• _Data records_

------

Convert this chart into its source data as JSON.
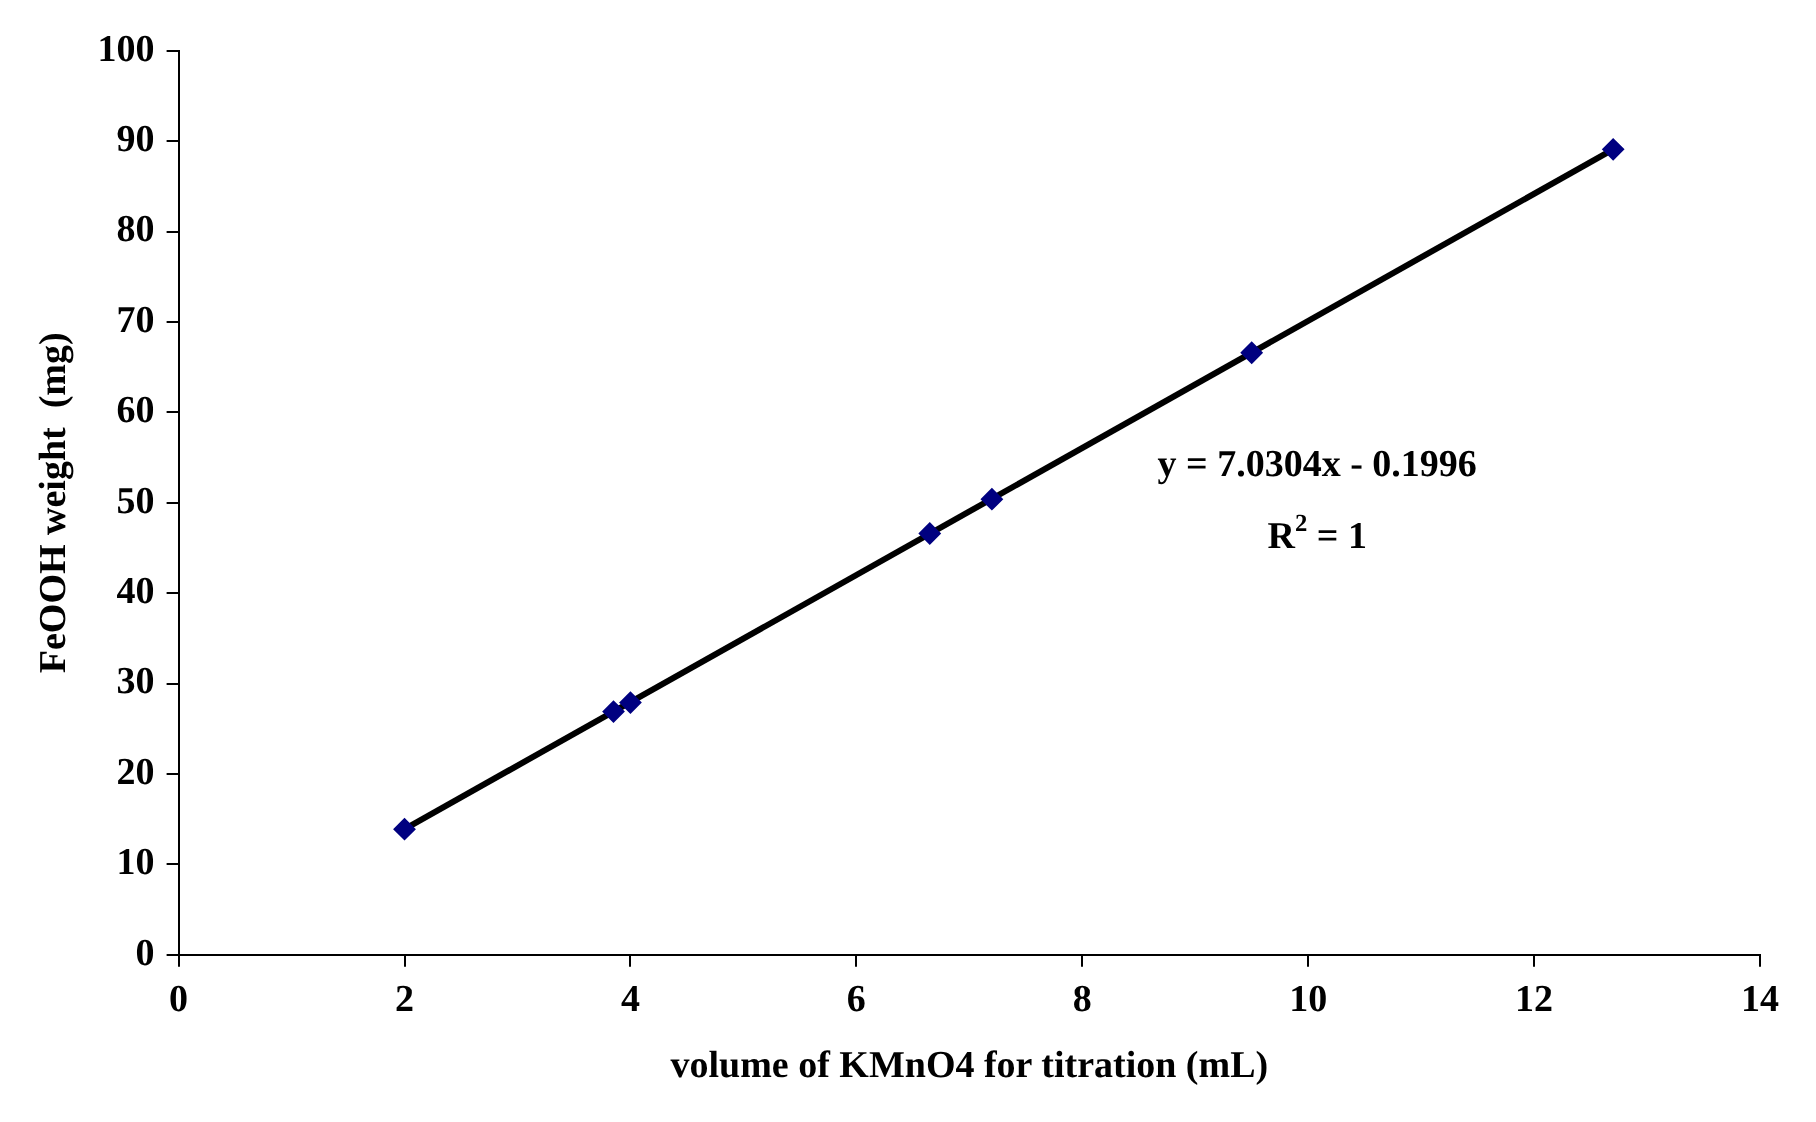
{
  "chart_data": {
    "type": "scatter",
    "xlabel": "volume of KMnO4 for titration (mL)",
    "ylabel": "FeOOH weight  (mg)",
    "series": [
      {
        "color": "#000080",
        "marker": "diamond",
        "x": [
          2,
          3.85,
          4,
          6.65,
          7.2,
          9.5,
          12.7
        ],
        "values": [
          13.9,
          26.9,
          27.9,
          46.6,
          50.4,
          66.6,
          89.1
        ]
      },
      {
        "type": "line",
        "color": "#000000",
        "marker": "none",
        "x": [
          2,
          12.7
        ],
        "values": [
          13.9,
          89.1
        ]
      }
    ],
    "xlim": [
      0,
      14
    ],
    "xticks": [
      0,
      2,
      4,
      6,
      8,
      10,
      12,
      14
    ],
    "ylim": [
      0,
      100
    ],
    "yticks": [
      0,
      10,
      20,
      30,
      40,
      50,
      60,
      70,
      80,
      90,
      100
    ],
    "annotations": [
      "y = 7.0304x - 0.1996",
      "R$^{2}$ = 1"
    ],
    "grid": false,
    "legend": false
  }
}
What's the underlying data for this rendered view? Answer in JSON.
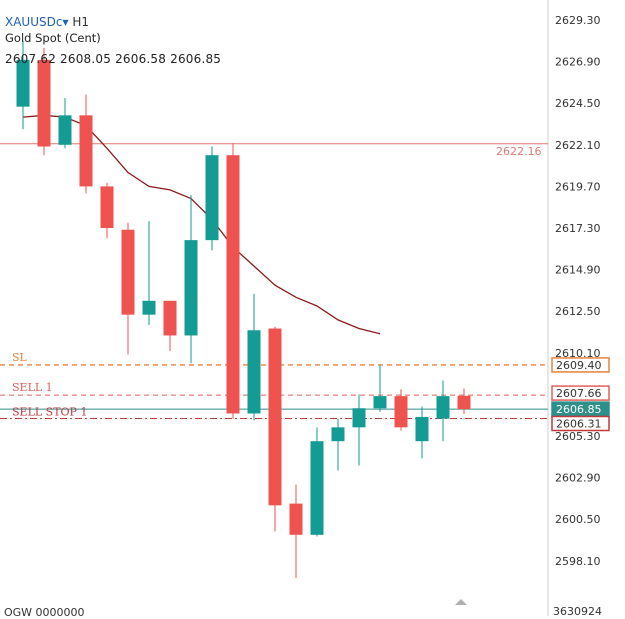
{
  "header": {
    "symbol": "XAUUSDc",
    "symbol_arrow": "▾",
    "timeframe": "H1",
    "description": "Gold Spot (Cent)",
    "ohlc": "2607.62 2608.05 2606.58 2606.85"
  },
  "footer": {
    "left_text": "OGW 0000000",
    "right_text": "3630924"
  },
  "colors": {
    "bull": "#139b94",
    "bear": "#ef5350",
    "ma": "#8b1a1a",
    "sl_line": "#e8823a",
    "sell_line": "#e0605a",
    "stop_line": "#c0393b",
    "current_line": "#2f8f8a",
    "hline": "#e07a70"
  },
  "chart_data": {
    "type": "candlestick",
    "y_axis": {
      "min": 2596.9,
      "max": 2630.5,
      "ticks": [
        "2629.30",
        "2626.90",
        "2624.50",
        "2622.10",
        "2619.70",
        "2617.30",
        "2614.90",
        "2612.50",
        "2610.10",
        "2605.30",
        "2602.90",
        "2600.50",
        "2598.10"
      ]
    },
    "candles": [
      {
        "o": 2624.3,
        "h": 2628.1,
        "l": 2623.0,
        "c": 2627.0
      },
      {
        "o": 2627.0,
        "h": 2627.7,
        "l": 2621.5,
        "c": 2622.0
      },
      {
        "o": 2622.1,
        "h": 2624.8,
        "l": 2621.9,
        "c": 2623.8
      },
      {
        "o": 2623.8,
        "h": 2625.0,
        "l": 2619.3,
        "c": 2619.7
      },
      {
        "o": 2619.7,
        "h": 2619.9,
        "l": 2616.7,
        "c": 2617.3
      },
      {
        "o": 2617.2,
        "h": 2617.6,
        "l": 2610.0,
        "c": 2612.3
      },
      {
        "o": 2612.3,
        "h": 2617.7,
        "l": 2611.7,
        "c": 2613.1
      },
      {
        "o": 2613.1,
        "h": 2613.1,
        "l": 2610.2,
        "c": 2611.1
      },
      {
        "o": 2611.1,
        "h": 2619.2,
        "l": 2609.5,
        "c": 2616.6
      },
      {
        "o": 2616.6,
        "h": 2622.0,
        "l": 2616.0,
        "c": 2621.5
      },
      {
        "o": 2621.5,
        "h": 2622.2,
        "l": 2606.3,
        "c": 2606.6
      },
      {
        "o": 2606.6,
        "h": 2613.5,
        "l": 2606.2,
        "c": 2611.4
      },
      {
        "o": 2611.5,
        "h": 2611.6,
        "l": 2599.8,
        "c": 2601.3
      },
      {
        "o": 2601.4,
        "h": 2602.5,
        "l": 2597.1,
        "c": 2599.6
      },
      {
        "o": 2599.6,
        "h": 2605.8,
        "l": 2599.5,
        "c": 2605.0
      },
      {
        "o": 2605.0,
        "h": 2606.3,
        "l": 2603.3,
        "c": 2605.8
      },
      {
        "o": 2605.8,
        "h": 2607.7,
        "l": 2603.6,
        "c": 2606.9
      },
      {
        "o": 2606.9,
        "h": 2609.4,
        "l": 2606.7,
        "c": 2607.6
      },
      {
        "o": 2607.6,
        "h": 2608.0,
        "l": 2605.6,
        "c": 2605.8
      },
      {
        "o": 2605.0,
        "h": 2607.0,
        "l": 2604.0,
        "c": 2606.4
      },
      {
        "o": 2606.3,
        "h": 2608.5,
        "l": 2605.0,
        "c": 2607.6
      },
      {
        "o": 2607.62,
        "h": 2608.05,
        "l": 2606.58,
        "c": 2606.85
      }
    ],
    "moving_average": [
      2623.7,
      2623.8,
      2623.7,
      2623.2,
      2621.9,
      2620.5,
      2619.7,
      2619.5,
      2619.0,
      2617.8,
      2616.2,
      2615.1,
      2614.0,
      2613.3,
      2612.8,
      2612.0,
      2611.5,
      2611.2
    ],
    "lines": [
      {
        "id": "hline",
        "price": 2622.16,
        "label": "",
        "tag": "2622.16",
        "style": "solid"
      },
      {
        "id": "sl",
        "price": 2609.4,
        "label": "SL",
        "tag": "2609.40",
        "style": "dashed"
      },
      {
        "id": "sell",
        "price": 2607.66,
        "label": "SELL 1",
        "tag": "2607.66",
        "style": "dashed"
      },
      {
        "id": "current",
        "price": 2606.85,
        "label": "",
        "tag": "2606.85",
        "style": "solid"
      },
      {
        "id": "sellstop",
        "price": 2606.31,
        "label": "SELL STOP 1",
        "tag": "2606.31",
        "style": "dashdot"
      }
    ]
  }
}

------

Return the full material word for word. Do not include the pictures.

Convert this chart into its source data as JSON.
{
  "chart_data": {
    "type": "scatter",
    "xlabel": "volume of KMnO4 for titration (mL)",
    "ylabel": "FeOOH weight  (mg)",
    "series": [
      {
        "color": "#000080",
        "marker": "diamond",
        "x": [
          2,
          3.85,
          4,
          6.65,
          7.2,
          9.5,
          12.7
        ],
        "values": [
          13.9,
          26.9,
          27.9,
          46.6,
          50.4,
          66.6,
          89.1
        ]
      },
      {
        "type": "line",
        "color": "#000000",
        "marker": "none",
        "x": [
          2,
          12.7
        ],
        "values": [
          13.9,
          89.1
        ]
      }
    ],
    "xlim": [
      0,
      14
    ],
    "xticks": [
      0,
      2,
      4,
      6,
      8,
      10,
      12,
      14
    ],
    "ylim": [
      0,
      100
    ],
    "yticks": [
      0,
      10,
      20,
      30,
      40,
      50,
      60,
      70,
      80,
      90,
      100
    ],
    "annotations": [
      "y = 7.0304x - 0.1996",
      "R$^{2}$ = 1"
    ],
    "grid": false,
    "legend": false
  }
}
What's the underlying data for this rendered view? Answer in JSON.
{
  "header": {
    "symbol": "XAUUSDc",
    "symbol_arrow": "▾",
    "timeframe": "H1",
    "description": "Gold Spot (Cent)",
    "ohlc": "2607.62 2608.05 2606.58 2606.85"
  },
  "footer": {
    "left_text": "OGW 0000000",
    "right_text": "3630924"
  },
  "colors": {
    "bull": "#139b94",
    "bear": "#ef5350",
    "ma": "#8b1a1a",
    "sl_line": "#e8823a",
    "sell_line": "#e0605a",
    "stop_line": "#c0393b",
    "current_line": "#2f8f8a",
    "hline": "#e07a70"
  },
  "chart_data": {
    "type": "candlestick",
    "y_axis": {
      "min": 2596.9,
      "max": 2630.5,
      "ticks": [
        "2629.30",
        "2626.90",
        "2624.50",
        "2622.10",
        "2619.70",
        "2617.30",
        "2614.90",
        "2612.50",
        "2610.10",
        "2605.30",
        "2602.90",
        "2600.50",
        "2598.10"
      ]
    },
    "candles": [
      {
        "o": 2624.3,
        "h": 2628.1,
        "l": 2623.0,
        "c": 2627.0
      },
      {
        "o": 2627.0,
        "h": 2627.7,
        "l": 2621.5,
        "c": 2622.0
      },
      {
        "o": 2622.1,
        "h": 2624.8,
        "l": 2621.9,
        "c": 2623.8
      },
      {
        "o": 2623.8,
        "h": 2625.0,
        "l": 2619.3,
        "c": 2619.7
      },
      {
        "o": 2619.7,
        "h": 2619.9,
        "l": 2616.7,
        "c": 2617.3
      },
      {
        "o": 2617.2,
        "h": 2617.6,
        "l": 2610.0,
        "c": 2612.3
      },
      {
        "o": 2612.3,
        "h": 2617.7,
        "l": 2611.7,
        "c": 2613.1
      },
      {
        "o": 2613.1,
        "h": 2613.1,
        "l": 2610.2,
        "c": 2611.1
      },
      {
        "o": 2611.1,
        "h": 2619.2,
        "l": 2609.5,
        "c": 2616.6
      },
      {
        "o": 2616.6,
        "h": 2622.0,
        "l": 2616.0,
        "c": 2621.5
      },
      {
        "o": 2621.5,
        "h": 2622.2,
        "l": 2606.3,
        "c": 2606.6
      },
      {
        "o": 2606.6,
        "h": 2613.5,
        "l": 2606.2,
        "c": 2611.4
      },
      {
        "o": 2611.5,
        "h": 2611.6,
        "l": 2599.8,
        "c": 2601.3
      },
      {
        "o": 2601.4,
        "h": 2602.5,
        "l": 2597.1,
        "c": 2599.6
      },
      {
        "o": 2599.6,
        "h": 2605.8,
        "l": 2599.5,
        "c": 2605.0
      },
      {
        "o": 2605.0,
        "h": 2606.3,
        "l": 2603.3,
        "c": 2605.8
      },
      {
        "o": 2605.8,
        "h": 2607.7,
        "l": 2603.6,
        "c": 2606.9
      },
      {
        "o": 2606.9,
        "h": 2609.4,
        "l": 2606.7,
        "c": 2607.6
      },
      {
        "o": 2607.6,
        "h": 2608.0,
        "l": 2605.6,
        "c": 2605.8
      },
      {
        "o": 2605.0,
        "h": 2607.0,
        "l": 2604.0,
        "c": 2606.4
      },
      {
        "o": 2606.3,
        "h": 2608.5,
        "l": 2605.0,
        "c": 2607.6
      },
      {
        "o": 2607.62,
        "h": 2608.05,
        "l": 2606.58,
        "c": 2606.85
      }
    ],
    "moving_average": [
      2623.7,
      2623.8,
      2623.7,
      2623.2,
      2621.9,
      2620.5,
      2619.7,
      2619.5,
      2619.0,
      2617.8,
      2616.2,
      2615.1,
      2614.0,
      2613.3,
      2612.8,
      2612.0,
      2611.5,
      2611.2
    ],
    "lines": [
      {
        "id": "hline",
        "price": 2622.16,
        "label": "",
        "tag": "2622.16",
        "style": "solid"
      },
      {
        "id": "sl",
        "price": 2609.4,
        "label": "SL",
        "tag": "2609.40",
        "style": "dashed"
      },
      {
        "id": "sell",
        "price": 2607.66,
        "label": "SELL 1",
        "tag": "2607.66",
        "style": "dashed"
      },
      {
        "id": "current",
        "price": 2606.85,
        "label": "",
        "tag": "2606.85",
        "style": "solid"
      },
      {
        "id": "sellstop",
        "price": 2606.31,
        "label": "SELL STOP 1",
        "tag": "2606.31",
        "style": "dashdot"
      }
    ]
  }
}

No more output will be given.